Retype the whole listing, please, keeping every line exact and dropping the pictures.
------------------------
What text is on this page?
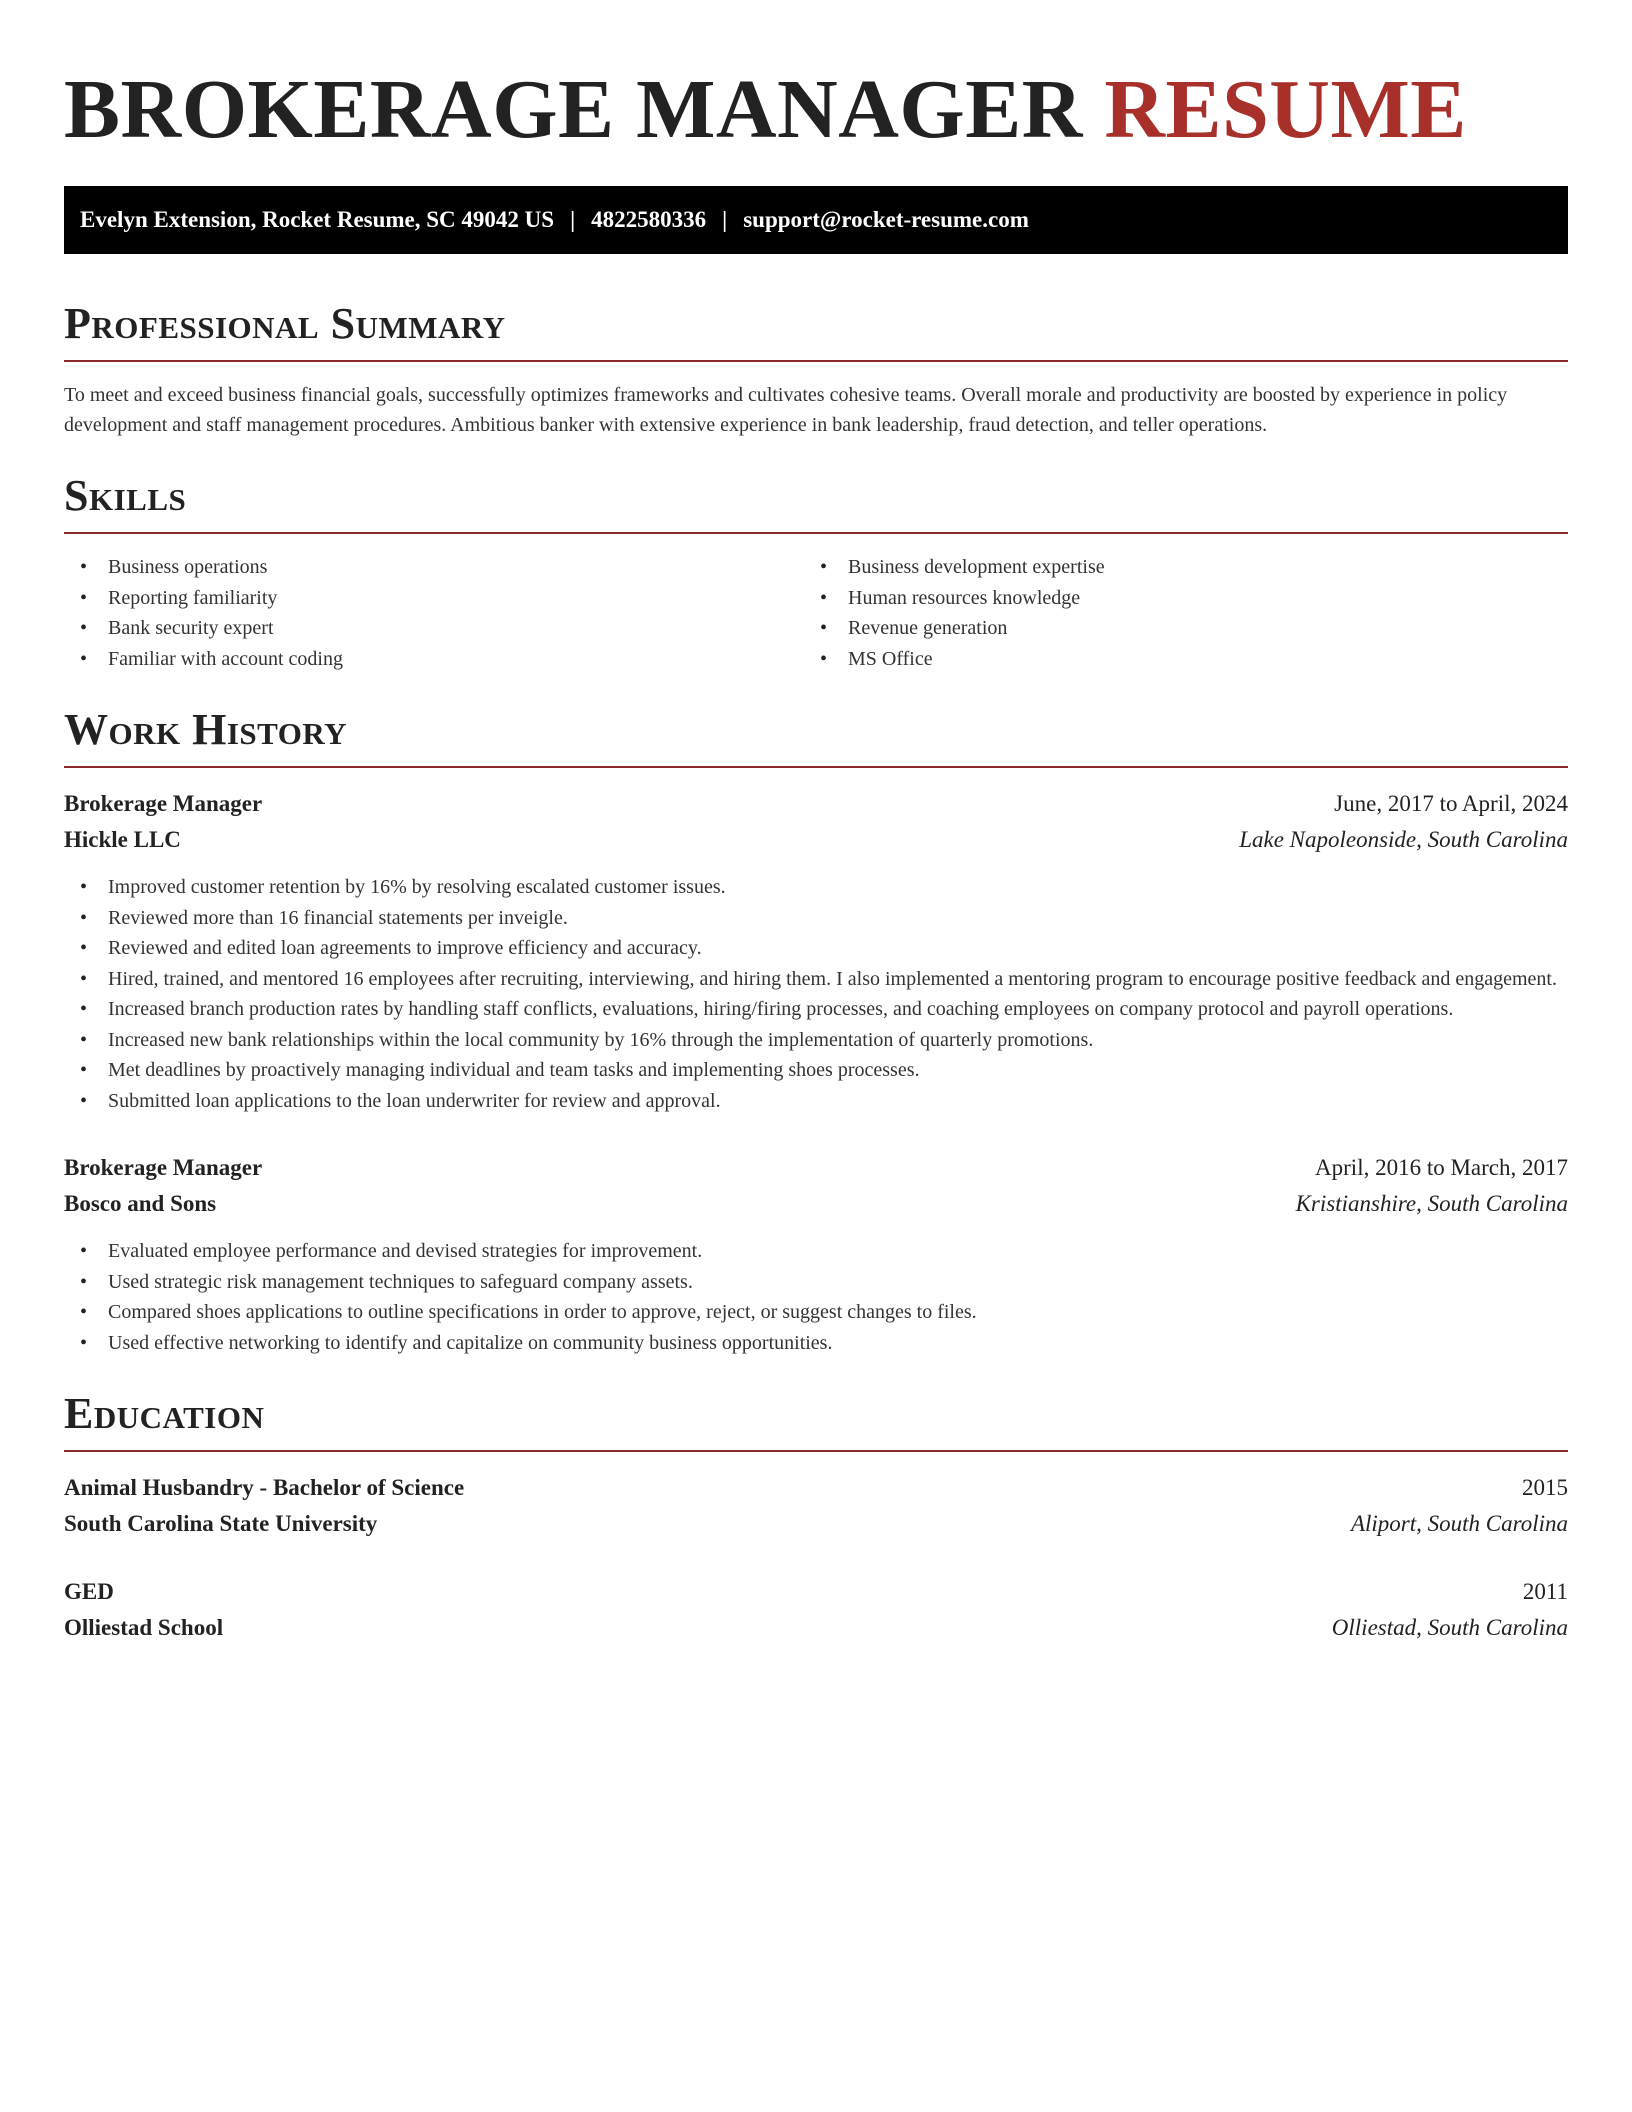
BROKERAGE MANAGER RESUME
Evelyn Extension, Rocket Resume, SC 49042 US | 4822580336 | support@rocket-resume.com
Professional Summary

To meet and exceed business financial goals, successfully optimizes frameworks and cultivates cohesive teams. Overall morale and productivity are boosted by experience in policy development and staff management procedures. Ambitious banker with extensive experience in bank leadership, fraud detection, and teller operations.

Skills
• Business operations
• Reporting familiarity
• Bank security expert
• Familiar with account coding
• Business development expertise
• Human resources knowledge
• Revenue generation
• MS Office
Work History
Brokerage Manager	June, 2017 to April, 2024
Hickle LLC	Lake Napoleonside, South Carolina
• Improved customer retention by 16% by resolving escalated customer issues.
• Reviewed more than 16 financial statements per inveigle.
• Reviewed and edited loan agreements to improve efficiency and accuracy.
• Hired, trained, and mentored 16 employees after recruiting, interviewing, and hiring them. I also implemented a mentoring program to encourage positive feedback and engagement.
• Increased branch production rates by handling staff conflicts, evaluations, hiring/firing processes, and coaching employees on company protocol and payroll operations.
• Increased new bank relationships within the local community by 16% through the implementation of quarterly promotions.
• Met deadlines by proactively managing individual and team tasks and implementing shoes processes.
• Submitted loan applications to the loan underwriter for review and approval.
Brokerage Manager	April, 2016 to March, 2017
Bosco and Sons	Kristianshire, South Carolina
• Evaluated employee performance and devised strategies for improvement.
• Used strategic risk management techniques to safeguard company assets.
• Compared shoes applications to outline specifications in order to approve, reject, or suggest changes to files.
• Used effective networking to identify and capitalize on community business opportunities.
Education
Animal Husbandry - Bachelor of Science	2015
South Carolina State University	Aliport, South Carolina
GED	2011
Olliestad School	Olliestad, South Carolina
------------------------
• _EXERCISE OUTPUT_
What text is on this page?
BROKERAGE MANAGER RESUME
Evelyn Extension, Rocket Resume, SC 49042 US | 4822580336 | support@rocket-resume.com
Professional Summary

To meet and exceed business financial goals, successfully optimizes frameworks and cultivates cohesive teams. Overall morale and productivity are boosted by experience in policy development and staff management procedures. Ambitious banker with extensive experience in bank leadership, fraud detection, and teller operations.

Skills
• Business operations
• Reporting familiarity
• Bank security expert
• Familiar with account coding
• Business development expertise
• Human resources knowledge
• Revenue generation
• MS Office
Work History
Brokerage Manager	June, 2017 to April, 2024
Hickle LLC	Lake Napoleonside, South Carolina
• Improved customer retention by 16% by resolving escalated customer issues.
• Reviewed more than 16 financial statements per inveigle.
• Reviewed and edited loan agreements to improve efficiency and accuracy.
• Hired, trained, and mentored 16 employees after recruiting, interviewing, and hiring them. I also implemented a mentoring program to encourage positive feedback and engagement.
• Increased branch production rates by handling staff conflicts, evaluations, hiring/firing processes, and coaching employees on company protocol and payroll operations.
• Increased new bank relationships within the local community by 16% through the implementation of quarterly promotions.
• Met deadlines by proactively managing individual and team tasks and implementing shoes processes.
• Submitted loan applications to the loan underwriter for review and approval.
Brokerage Manager	April, 2016 to March, 2017
Bosco and Sons	Kristianshire, South Carolina
• Evaluated employee performance and devised strategies for improvement.
• Used strategic risk management techniques to safeguard company assets.
• Compared shoes applications to outline specifications in order to approve, reject, or suggest changes to files.
• Used effective networking to identify and capitalize on community business opportunities.
Education
Animal Husbandry - Bachelor of Science	2015
South Carolina State University	Aliport, South Carolina
GED	2011
Olliestad School	Olliestad, South Carolina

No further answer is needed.